## BEGIN Data

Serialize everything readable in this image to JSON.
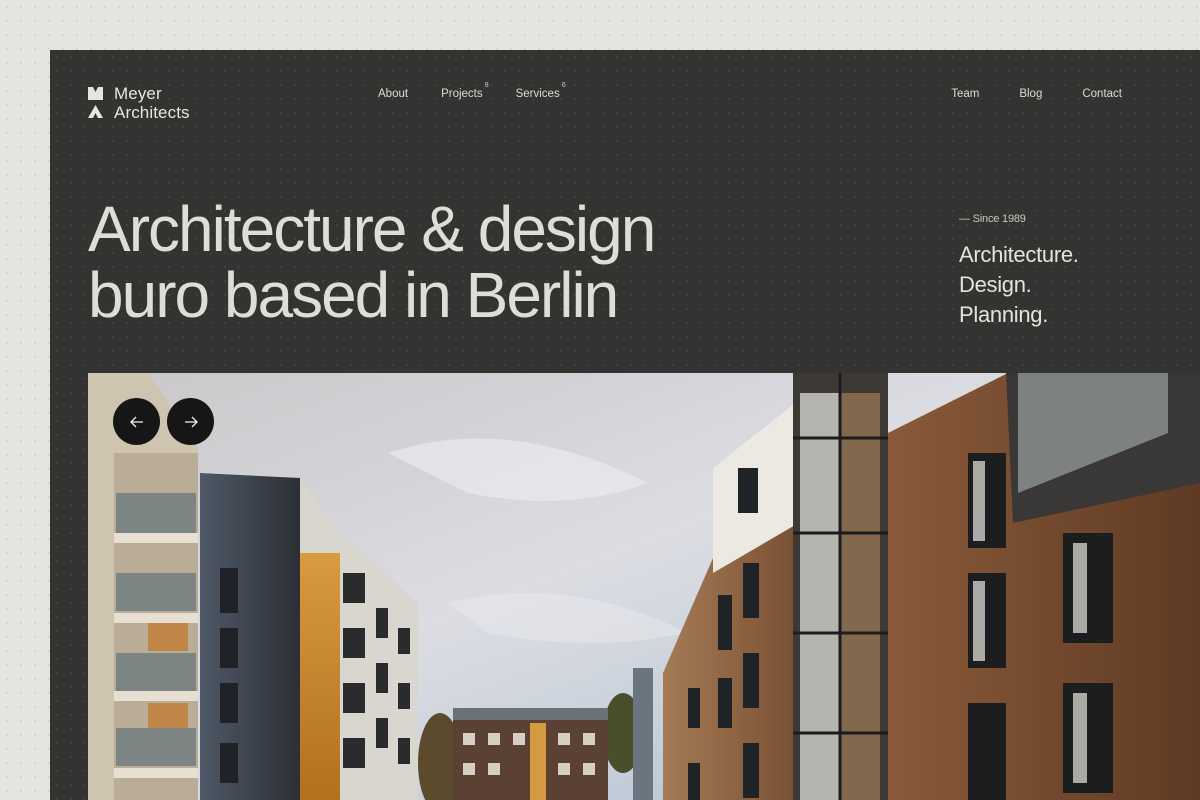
{
  "brand": {
    "name_line1": "Meyer",
    "name_line2": "Architects"
  },
  "nav": {
    "about": "About",
    "projects": "Projects",
    "projects_count": "8",
    "services": "Services",
    "services_count": "6",
    "team": "Team",
    "blog": "Blog",
    "contact": "Contact"
  },
  "hero": {
    "headline_line1": "Architecture & design",
    "headline_line2": "buro based in Berlin",
    "since": "— Since 1989",
    "tagline": [
      "Architecture.",
      "Design.",
      "Planning."
    ]
  },
  "slider": {
    "prev_icon": "arrow-left-icon",
    "next_icon": "arrow-right-icon"
  },
  "colors": {
    "page_bg": "#e5e4e0",
    "panel_bg": "#333331",
    "text_light": "#deddd8",
    "button_bg": "#161616"
  }
}
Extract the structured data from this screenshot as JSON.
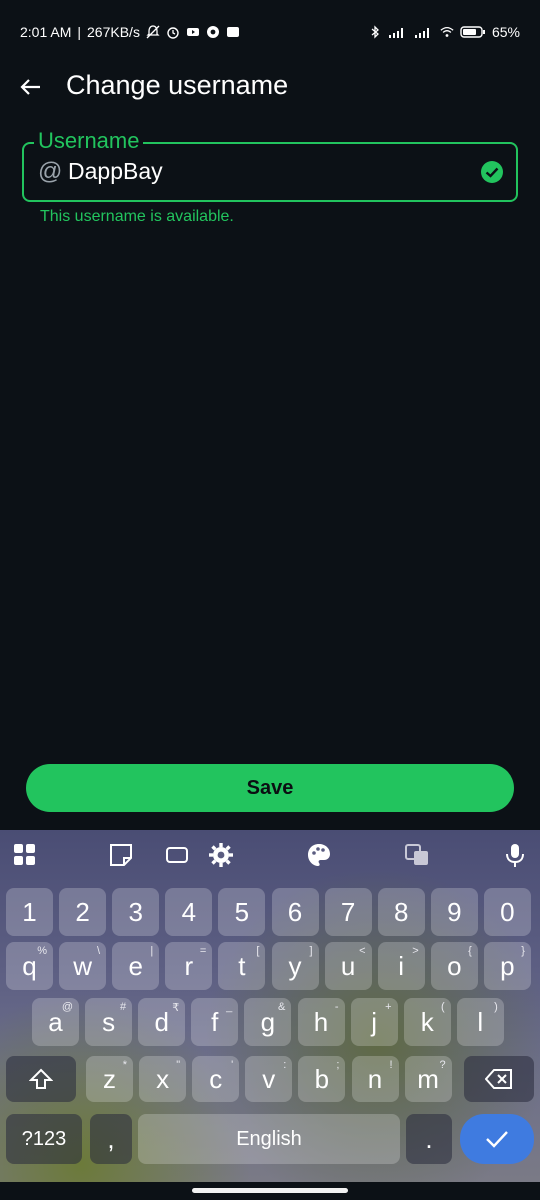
{
  "status": {
    "time": "2:01 AM",
    "speed": "267KB/s",
    "battery": "65"
  },
  "header": {
    "title": "Change username"
  },
  "form": {
    "label": "Username",
    "prefix": "@",
    "value": "DappBay",
    "helper": "This username is available."
  },
  "save_label": "Save",
  "keyboard": {
    "row1": [
      {
        "k": "1"
      },
      {
        "k": "2"
      },
      {
        "k": "3"
      },
      {
        "k": "4"
      },
      {
        "k": "5"
      },
      {
        "k": "6"
      },
      {
        "k": "7"
      },
      {
        "k": "8"
      },
      {
        "k": "9"
      },
      {
        "k": "0"
      }
    ],
    "row2": [
      {
        "k": "q",
        "h": "%"
      },
      {
        "k": "w",
        "h": "\\"
      },
      {
        "k": "e",
        "h": "|"
      },
      {
        "k": "r",
        "h": "="
      },
      {
        "k": "t",
        "h": "["
      },
      {
        "k": "y",
        "h": "]"
      },
      {
        "k": "u",
        "h": "<"
      },
      {
        "k": "i",
        "h": ">"
      },
      {
        "k": "o",
        "h": "{"
      },
      {
        "k": "p",
        "h": "}"
      }
    ],
    "row3": [
      {
        "k": "a",
        "h": "@"
      },
      {
        "k": "s",
        "h": "#"
      },
      {
        "k": "d",
        "h": "₹"
      },
      {
        "k": "f",
        "h": "_"
      },
      {
        "k": "g",
        "h": "&"
      },
      {
        "k": "h",
        "h": "-"
      },
      {
        "k": "j",
        "h": "+"
      },
      {
        "k": "k",
        "h": "("
      },
      {
        "k": "l",
        "h": ")"
      }
    ],
    "row4": [
      {
        "k": "z",
        "h": "*"
      },
      {
        "k": "x",
        "h": "\""
      },
      {
        "k": "c",
        "h": "'"
      },
      {
        "k": "v",
        "h": ":"
      },
      {
        "k": "b",
        "h": ";"
      },
      {
        "k": "n",
        "h": "!"
      },
      {
        "k": "m",
        "h": "?"
      }
    ],
    "symbols_label": "?123",
    "comma": ",",
    "space_label": "English",
    "period": "."
  },
  "colors": {
    "accent": "#22c45e",
    "background": "#0c1116",
    "enter": "#3f7be0"
  }
}
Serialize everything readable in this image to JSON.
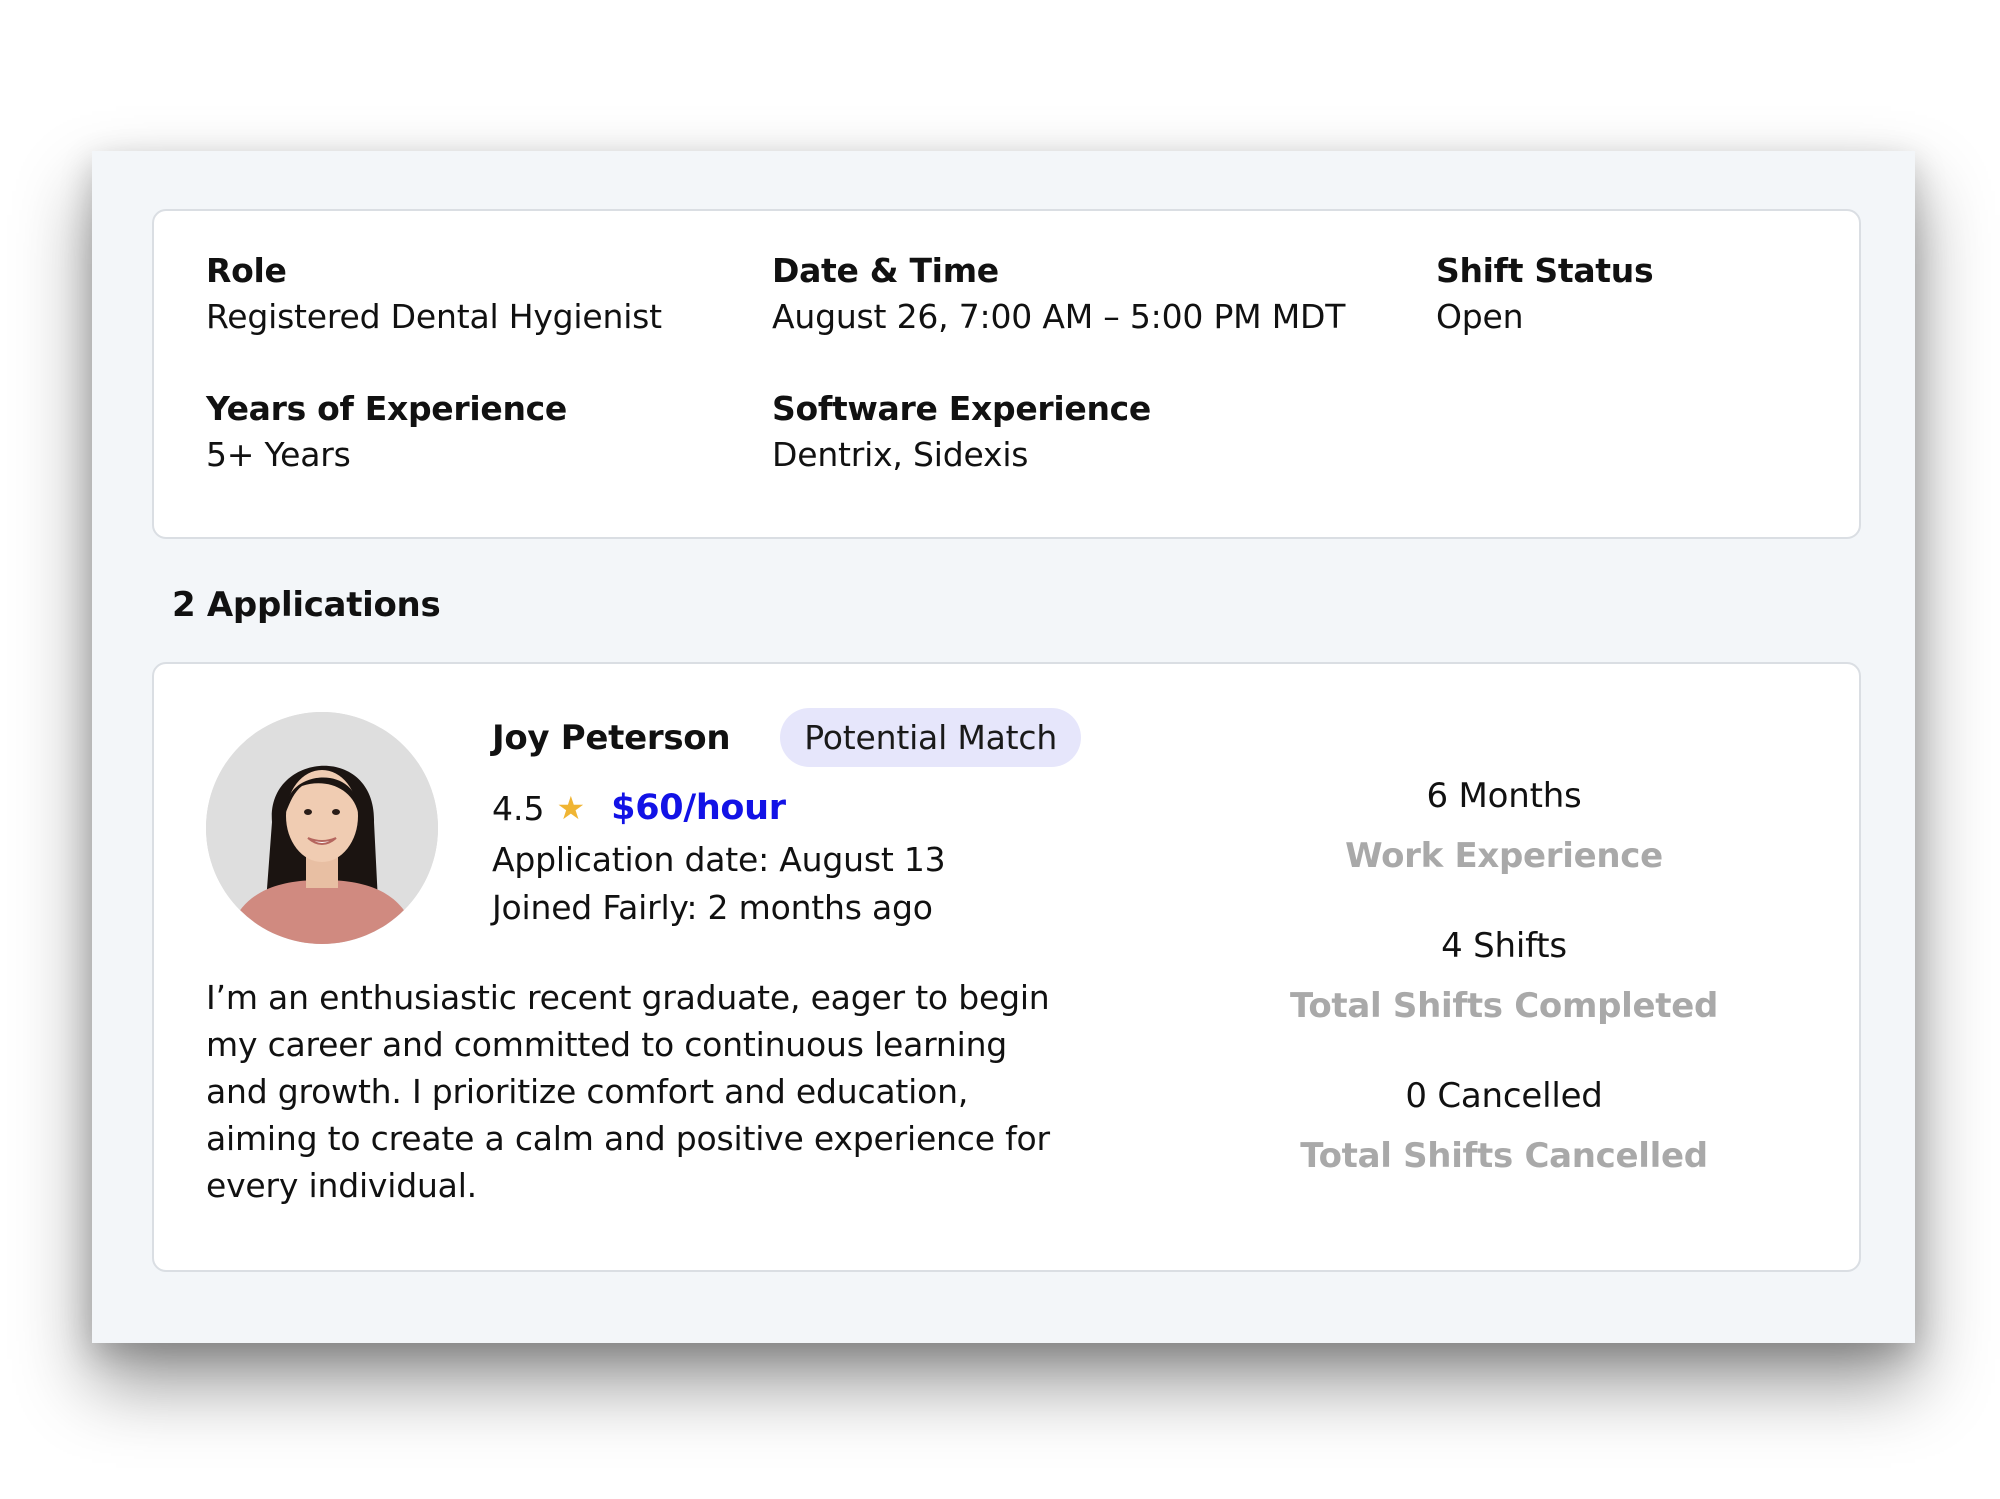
{
  "shift": {
    "role": {
      "label": "Role",
      "value": "Registered Dental Hygienist"
    },
    "date_time": {
      "label": "Date & Time",
      "value": "August 26, 7:00 AM – 5:00 PM MDT"
    },
    "status": {
      "label": "Shift Status",
      "value": "Open"
    },
    "years": {
      "label": "Years of Experience",
      "value": "5+ Years"
    },
    "software": {
      "label": "Software Experience",
      "value": "Dentrix, Sidexis"
    }
  },
  "applications": {
    "heading": "2 Applications",
    "items": [
      {
        "name": "Joy Peterson",
        "badge": "Potential Match",
        "rating": "4.5",
        "star_icon": "star-icon",
        "rate": "$60/hour",
        "application_date": "Application date: August 13",
        "joined": "Joined Fairly: 2 months ago",
        "bio": "I’m an enthusiastic recent graduate, eager to begin my career and committed to continuous learning and growth. I prioritize comfort and education, aiming to create a calm and positive experience for every individual.",
        "stats": [
          {
            "value": "6 Months",
            "label": "Work Experience"
          },
          {
            "value": "4 Shifts",
            "label": "Total Shifts Completed"
          },
          {
            "value": "0 Cancelled",
            "label": "Total Shifts Cancelled"
          }
        ]
      }
    ]
  },
  "colors": {
    "rate": "#1212e6",
    "star": "#f0b533",
    "badge_bg": "#e6e6fb",
    "stat_label": "#a9a9a9",
    "frame_bg": "#f3f6f9"
  }
}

## END Data

§ **Set task**
Search the material above for "Total". Pull out each line where it shows up.

§ **Written solution**
            "label": "Total Shifts Completed"
            "label": "Total Shifts Cancelled"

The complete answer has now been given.